## Available records

# # # # # # #

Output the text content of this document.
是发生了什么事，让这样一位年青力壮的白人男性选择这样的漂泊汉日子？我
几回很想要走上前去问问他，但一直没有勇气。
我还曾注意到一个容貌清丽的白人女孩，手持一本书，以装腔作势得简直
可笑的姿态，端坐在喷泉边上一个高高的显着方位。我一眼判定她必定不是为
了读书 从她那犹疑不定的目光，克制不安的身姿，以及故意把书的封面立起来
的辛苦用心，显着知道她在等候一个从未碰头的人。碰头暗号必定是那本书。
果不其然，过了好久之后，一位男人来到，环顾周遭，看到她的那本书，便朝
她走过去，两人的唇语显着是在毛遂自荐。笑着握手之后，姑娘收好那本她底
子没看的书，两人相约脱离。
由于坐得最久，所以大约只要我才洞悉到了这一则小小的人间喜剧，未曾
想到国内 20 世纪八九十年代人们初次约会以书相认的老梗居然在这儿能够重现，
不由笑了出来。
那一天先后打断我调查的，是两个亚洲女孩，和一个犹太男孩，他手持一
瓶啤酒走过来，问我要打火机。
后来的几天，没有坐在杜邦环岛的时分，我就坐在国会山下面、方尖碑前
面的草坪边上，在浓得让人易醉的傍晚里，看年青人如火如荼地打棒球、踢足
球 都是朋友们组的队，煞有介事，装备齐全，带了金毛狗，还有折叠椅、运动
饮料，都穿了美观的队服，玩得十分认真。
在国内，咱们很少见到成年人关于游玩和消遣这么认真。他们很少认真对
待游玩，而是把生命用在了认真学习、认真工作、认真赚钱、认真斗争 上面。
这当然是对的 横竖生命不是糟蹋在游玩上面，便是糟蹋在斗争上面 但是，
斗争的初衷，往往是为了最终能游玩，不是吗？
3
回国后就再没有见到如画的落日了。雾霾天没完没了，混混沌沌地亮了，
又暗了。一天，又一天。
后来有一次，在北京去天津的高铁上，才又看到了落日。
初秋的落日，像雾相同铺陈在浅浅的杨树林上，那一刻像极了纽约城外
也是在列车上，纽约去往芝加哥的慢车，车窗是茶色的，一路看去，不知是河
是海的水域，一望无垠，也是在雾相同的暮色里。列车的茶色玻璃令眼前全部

# # # # # # #

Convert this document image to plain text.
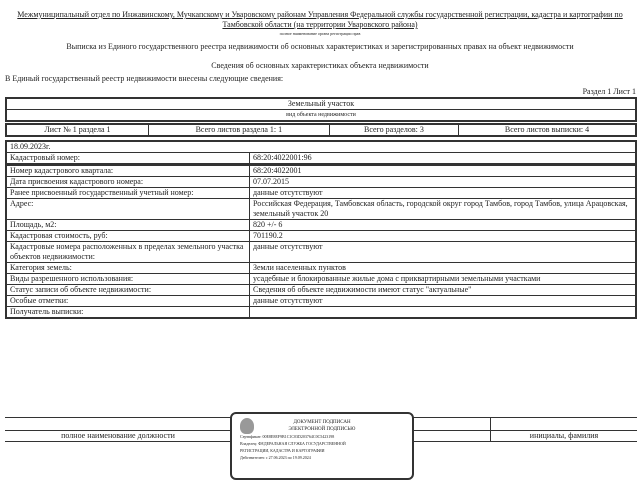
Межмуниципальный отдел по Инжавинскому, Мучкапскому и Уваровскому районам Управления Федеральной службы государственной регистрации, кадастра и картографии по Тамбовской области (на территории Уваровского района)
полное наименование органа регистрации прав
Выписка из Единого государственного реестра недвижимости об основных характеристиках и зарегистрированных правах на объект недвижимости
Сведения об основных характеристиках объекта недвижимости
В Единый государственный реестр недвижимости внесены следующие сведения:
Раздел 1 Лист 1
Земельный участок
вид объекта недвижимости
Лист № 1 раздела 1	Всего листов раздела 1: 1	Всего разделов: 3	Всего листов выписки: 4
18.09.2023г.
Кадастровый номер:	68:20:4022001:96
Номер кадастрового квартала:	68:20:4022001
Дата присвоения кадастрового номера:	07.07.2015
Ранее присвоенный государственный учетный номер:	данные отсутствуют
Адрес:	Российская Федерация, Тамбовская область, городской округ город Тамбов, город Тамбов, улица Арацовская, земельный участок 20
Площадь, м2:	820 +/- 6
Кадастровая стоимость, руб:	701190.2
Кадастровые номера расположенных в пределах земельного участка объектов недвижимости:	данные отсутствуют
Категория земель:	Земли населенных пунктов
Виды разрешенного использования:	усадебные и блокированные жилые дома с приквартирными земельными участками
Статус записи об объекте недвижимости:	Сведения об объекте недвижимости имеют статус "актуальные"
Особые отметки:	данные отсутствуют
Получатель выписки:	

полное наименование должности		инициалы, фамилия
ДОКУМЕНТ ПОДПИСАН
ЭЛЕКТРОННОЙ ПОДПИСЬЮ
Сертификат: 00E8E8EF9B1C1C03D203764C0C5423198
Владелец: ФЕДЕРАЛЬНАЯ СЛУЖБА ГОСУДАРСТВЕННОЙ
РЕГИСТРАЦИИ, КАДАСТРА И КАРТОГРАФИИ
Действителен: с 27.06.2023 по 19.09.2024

# # # # # # #

Collect each line above holding the string "номера".

## Exercise output
Дата присвоения кадастрового номера:	07.07.2015
Кадастровые номера расположенных в пределах земельного участка объектов недвижимости:	данные отсутствуют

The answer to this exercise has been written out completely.